[Source]
Next year, Star Trek is fifty years old. We have some special stuff planned for that, but – in the meantime – we’re reviewing all of Star Trek: Enterprise this year as something of a prequel to that anniversary. This August, we’re doing the third season. Check back daily for the latest review.

An episode like The Shipment has been inevitable since The Expanse was first broadcast.

Nobody watching The Expanse could have truly believed that Star Trek would ever truly lose itself in the midst of an epic War on Terror analogy. Trip’s character arc over the course of the third season is not hard to predict. His raw anger and hatred in The Expanse are not a new status quo for the character, they are very clearly the starting point for a character arc that will circle back around to the core values associated with Star Trek. Trip might be raw and vengeful, but he will come to forgive and heal.

Woah, woah, woah... he's on fire...

[Job]
Answer these questions using the Star Trek review above.
1. How old will Star Trek be next year?
2. Which season of Star Trek: Enterprise is being reviewed this August?
3. What does the review say Trip will come to do?

[Information shown]
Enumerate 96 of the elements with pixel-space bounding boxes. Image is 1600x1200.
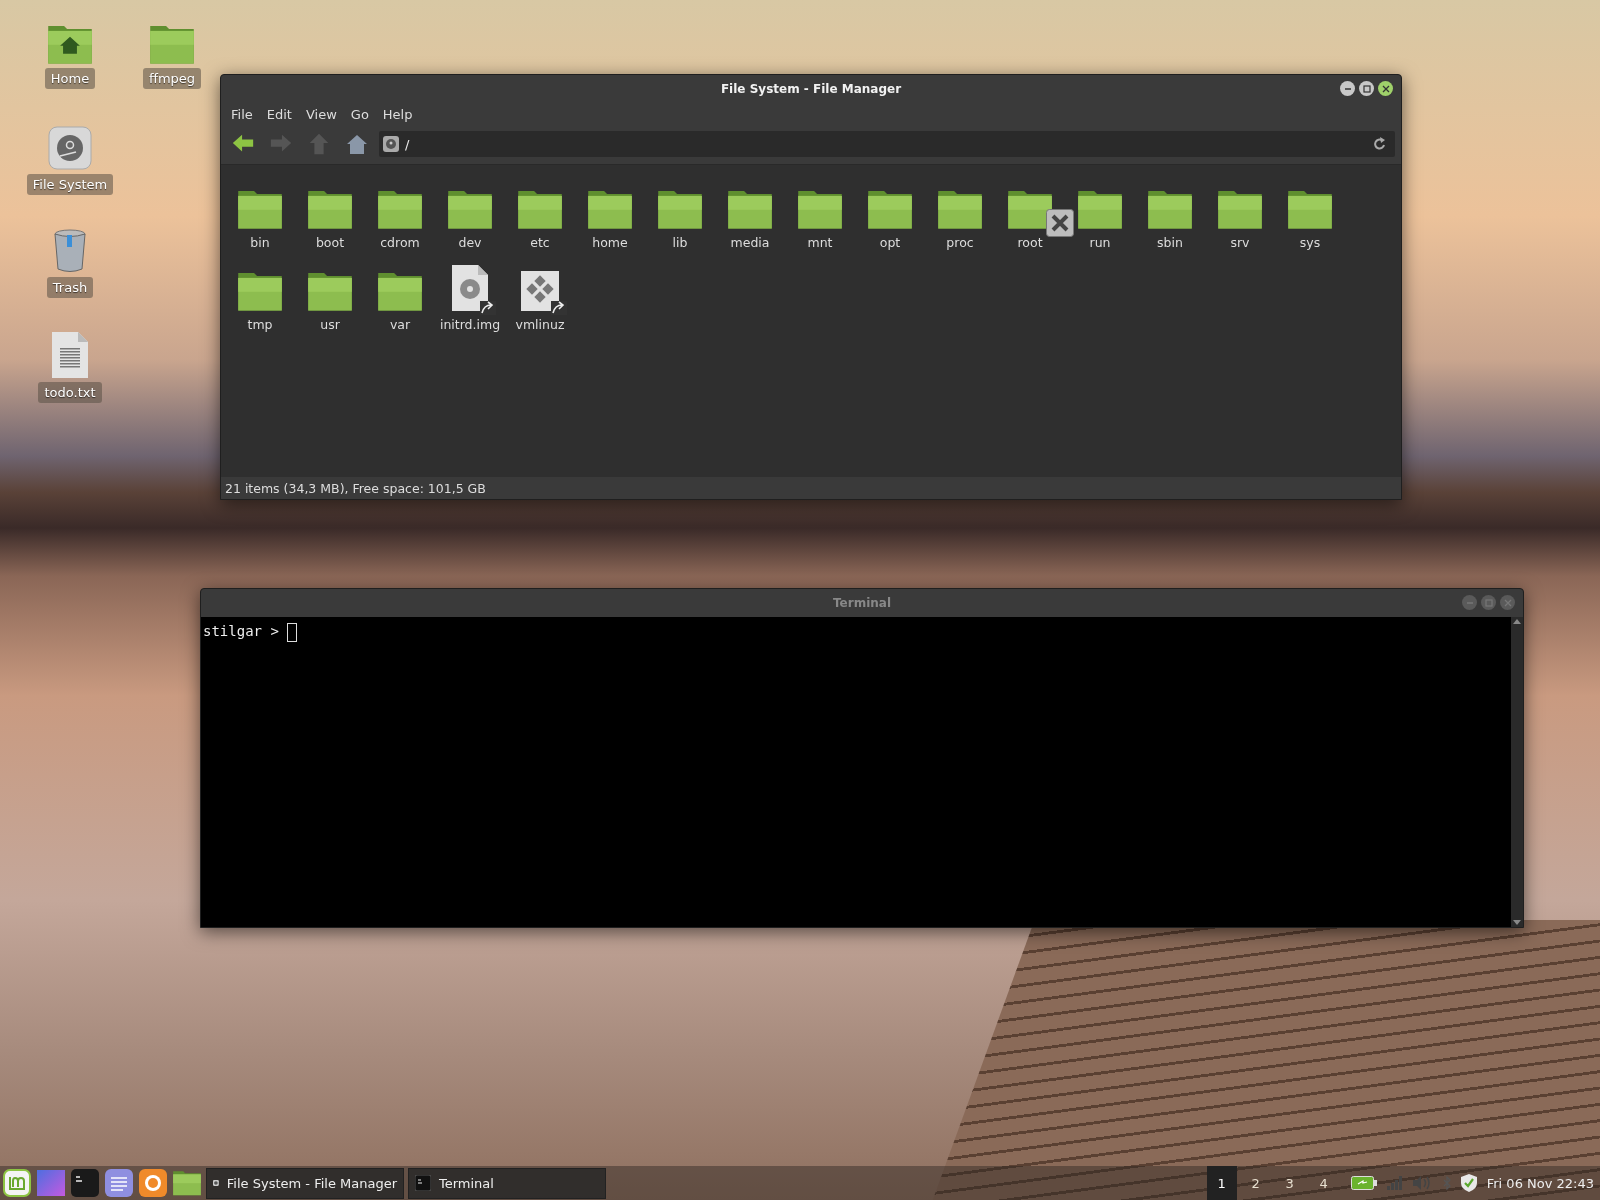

[Finished task]
1. Fifty years old.
2. The third season.
3. Forgive and heal.